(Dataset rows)
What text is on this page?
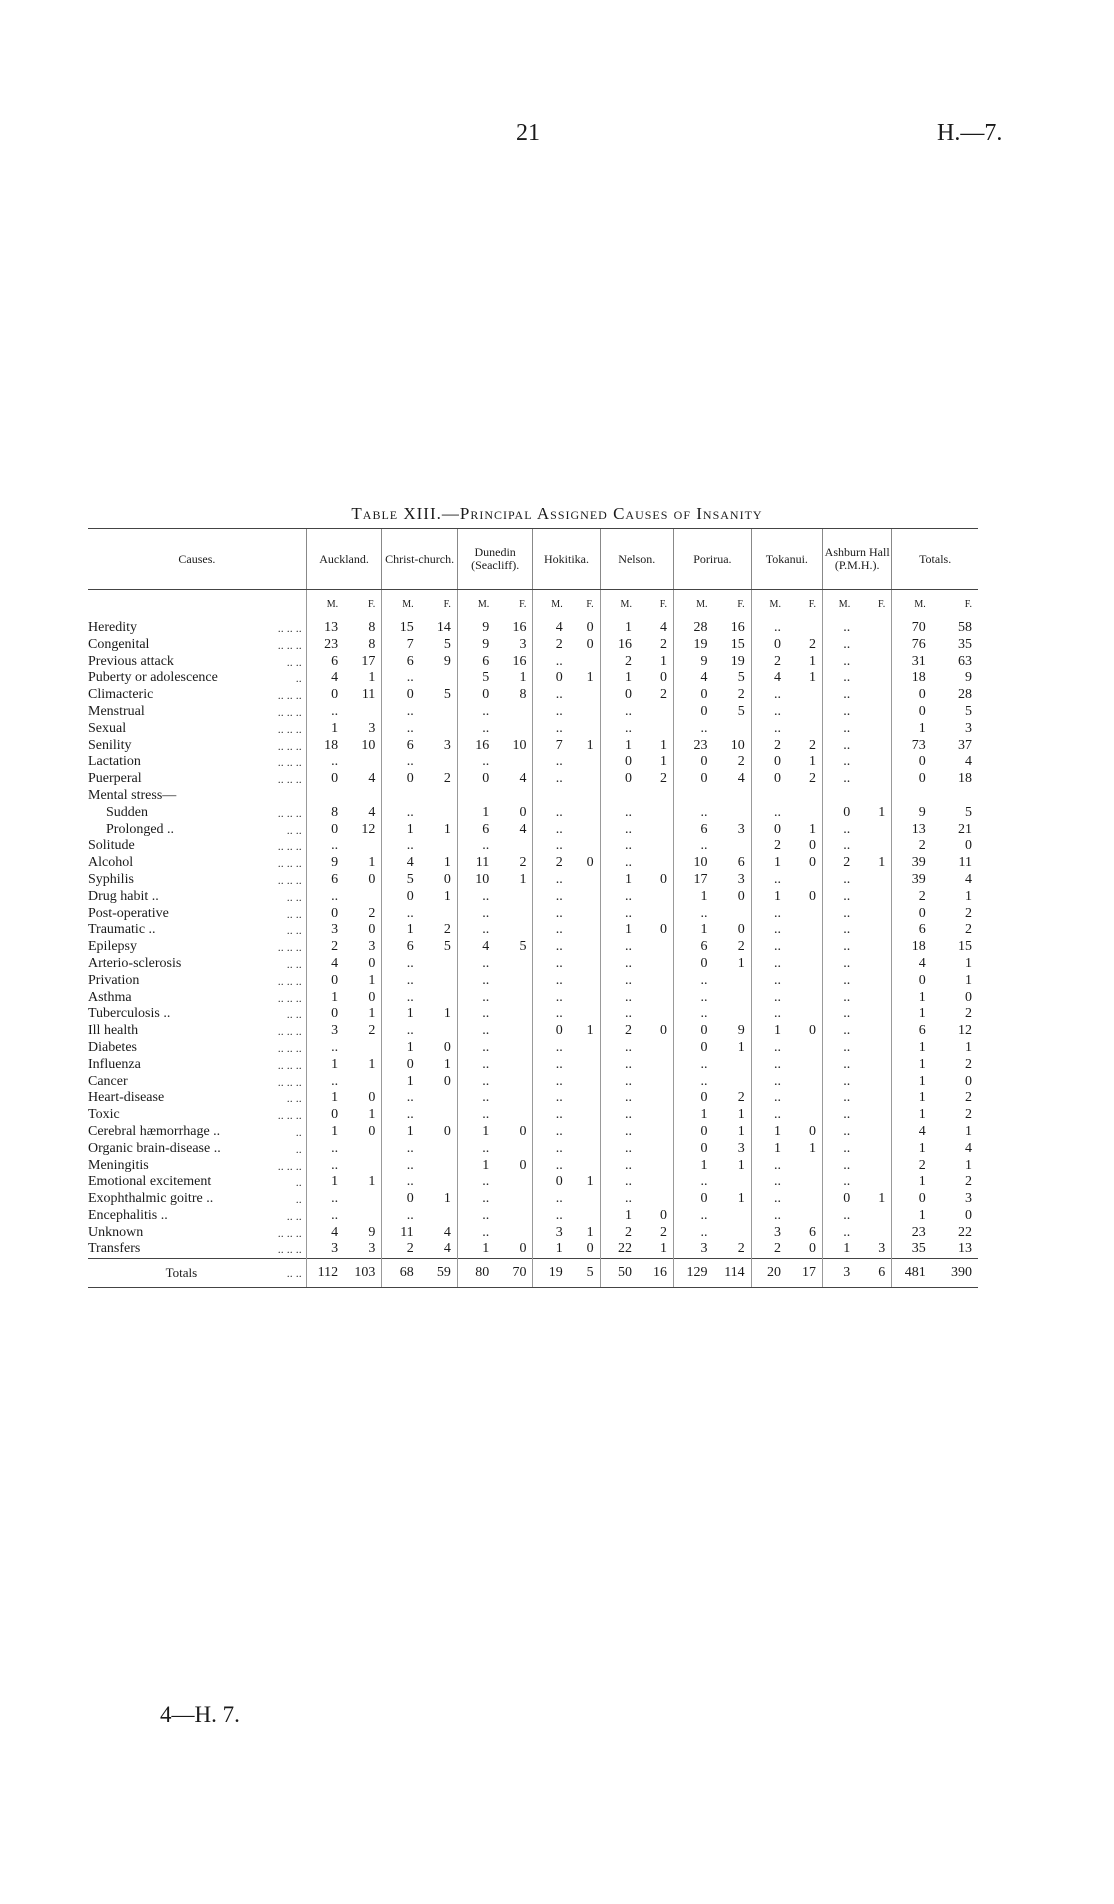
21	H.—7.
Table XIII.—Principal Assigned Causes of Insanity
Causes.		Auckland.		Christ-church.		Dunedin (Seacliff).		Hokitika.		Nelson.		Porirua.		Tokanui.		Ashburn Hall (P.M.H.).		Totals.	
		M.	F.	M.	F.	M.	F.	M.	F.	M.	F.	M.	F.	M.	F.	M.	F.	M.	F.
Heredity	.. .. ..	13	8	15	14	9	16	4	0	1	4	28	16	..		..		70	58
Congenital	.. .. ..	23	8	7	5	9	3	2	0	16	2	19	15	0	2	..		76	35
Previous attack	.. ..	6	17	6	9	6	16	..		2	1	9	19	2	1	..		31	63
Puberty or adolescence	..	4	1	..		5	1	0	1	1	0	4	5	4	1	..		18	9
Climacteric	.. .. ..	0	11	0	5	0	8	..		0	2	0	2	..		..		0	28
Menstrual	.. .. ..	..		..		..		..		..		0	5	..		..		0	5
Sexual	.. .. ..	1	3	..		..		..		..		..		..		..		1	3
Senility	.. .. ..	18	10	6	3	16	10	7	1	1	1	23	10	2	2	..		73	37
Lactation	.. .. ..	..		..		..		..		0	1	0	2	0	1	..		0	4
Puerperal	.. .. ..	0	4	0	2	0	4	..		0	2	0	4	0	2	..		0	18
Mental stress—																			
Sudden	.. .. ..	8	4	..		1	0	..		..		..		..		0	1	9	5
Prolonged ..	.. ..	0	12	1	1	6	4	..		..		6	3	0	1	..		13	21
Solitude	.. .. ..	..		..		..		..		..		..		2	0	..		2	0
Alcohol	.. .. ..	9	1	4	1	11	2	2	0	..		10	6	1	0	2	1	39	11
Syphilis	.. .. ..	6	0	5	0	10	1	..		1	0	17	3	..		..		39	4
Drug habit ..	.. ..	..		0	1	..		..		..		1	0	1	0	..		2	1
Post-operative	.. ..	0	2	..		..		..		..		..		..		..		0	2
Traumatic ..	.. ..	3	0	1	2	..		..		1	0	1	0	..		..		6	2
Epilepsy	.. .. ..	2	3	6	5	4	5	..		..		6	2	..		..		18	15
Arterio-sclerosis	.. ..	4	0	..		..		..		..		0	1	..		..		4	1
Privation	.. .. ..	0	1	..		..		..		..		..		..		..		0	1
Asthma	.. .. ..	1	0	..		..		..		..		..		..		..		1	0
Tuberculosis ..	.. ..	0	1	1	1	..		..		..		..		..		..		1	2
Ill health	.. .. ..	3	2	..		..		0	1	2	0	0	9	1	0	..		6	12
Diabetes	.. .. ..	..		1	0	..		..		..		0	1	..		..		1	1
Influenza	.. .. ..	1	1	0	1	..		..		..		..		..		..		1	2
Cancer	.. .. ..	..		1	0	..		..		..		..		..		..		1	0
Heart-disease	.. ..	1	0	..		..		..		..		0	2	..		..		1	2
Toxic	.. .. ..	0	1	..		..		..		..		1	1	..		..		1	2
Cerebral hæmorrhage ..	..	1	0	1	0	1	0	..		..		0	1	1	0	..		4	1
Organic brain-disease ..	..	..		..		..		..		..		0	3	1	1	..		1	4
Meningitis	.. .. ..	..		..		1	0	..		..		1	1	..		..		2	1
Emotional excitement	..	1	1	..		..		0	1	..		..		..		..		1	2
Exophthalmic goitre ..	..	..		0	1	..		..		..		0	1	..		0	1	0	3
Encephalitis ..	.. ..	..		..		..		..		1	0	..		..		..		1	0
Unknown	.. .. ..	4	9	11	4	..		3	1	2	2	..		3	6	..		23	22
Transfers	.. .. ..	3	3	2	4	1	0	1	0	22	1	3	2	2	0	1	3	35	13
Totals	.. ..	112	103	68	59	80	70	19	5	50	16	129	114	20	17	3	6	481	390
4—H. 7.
* * *
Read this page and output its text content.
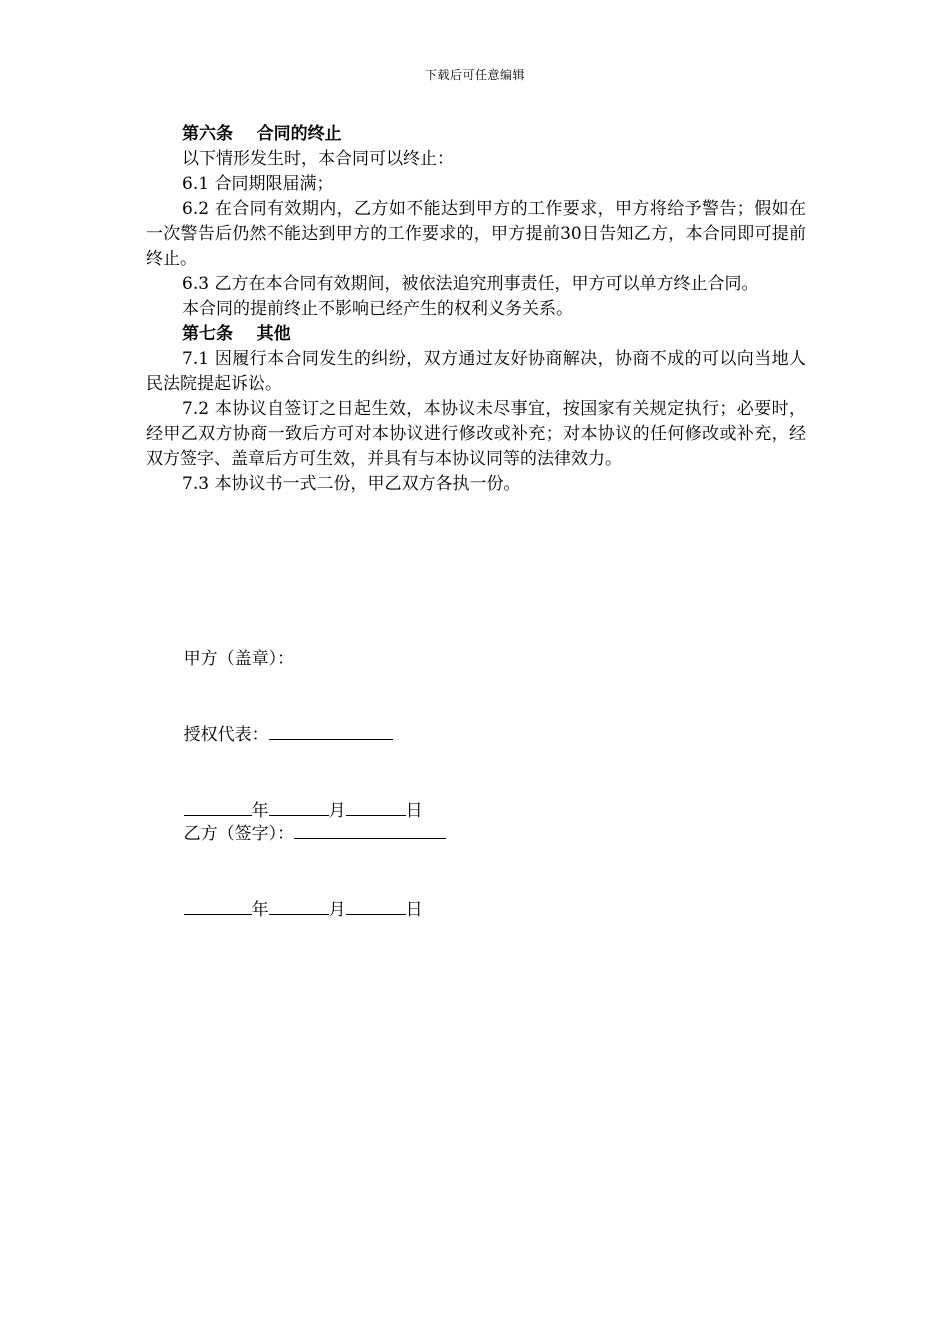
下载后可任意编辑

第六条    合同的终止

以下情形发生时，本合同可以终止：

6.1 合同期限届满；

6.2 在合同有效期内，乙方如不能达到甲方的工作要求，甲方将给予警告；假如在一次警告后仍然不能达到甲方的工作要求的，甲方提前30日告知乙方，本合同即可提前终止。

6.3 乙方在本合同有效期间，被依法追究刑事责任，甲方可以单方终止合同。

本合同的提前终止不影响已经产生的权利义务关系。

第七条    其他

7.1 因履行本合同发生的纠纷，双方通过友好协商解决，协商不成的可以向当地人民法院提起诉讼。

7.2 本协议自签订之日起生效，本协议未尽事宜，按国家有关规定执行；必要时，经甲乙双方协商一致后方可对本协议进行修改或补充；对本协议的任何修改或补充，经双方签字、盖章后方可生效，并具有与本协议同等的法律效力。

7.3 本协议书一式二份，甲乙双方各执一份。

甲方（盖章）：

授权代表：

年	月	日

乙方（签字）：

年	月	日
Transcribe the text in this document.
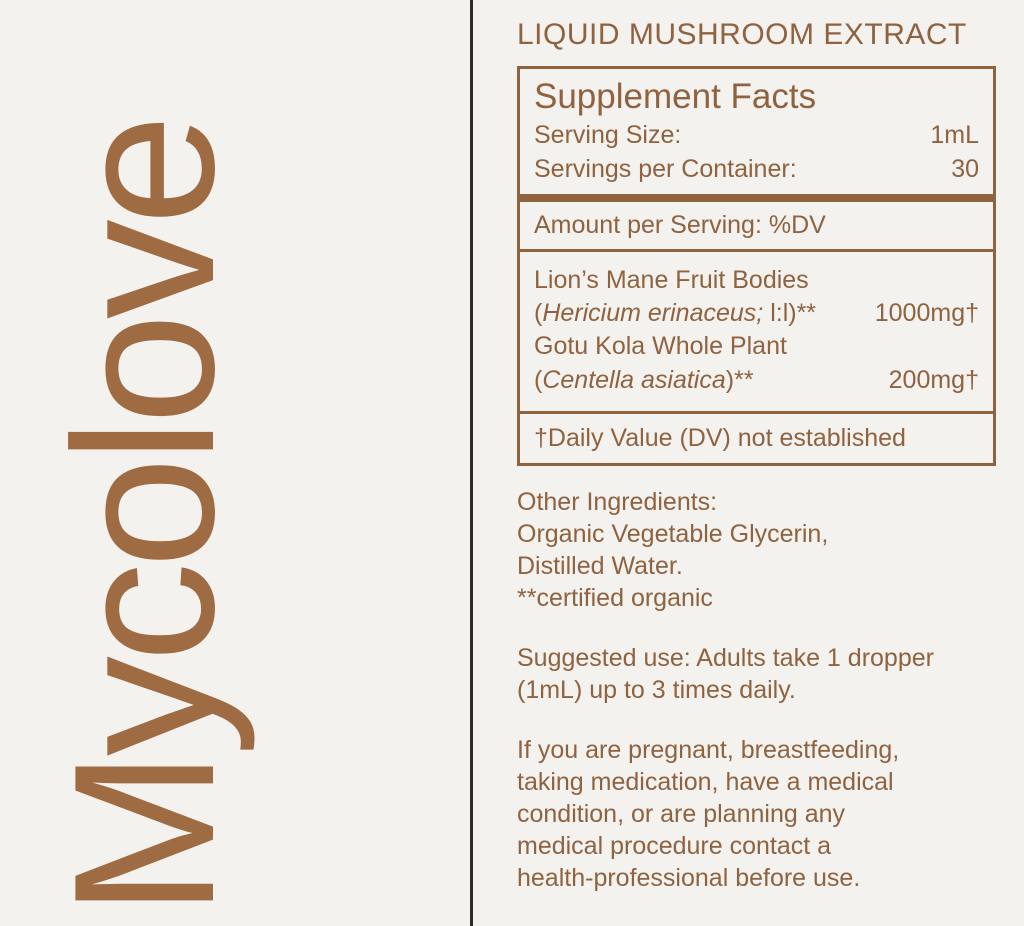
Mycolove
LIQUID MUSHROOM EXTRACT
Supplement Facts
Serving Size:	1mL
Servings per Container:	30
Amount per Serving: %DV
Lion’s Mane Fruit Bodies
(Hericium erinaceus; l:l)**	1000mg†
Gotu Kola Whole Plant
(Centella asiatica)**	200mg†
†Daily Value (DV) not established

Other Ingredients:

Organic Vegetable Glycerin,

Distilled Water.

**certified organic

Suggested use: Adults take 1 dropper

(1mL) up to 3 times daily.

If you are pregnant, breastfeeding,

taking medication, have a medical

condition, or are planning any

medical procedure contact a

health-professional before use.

### Your instructions
Working from the listing above, pick out every line that has "page" and copy it.

### Task solution
What text is on this page?
Read this page and output its text content.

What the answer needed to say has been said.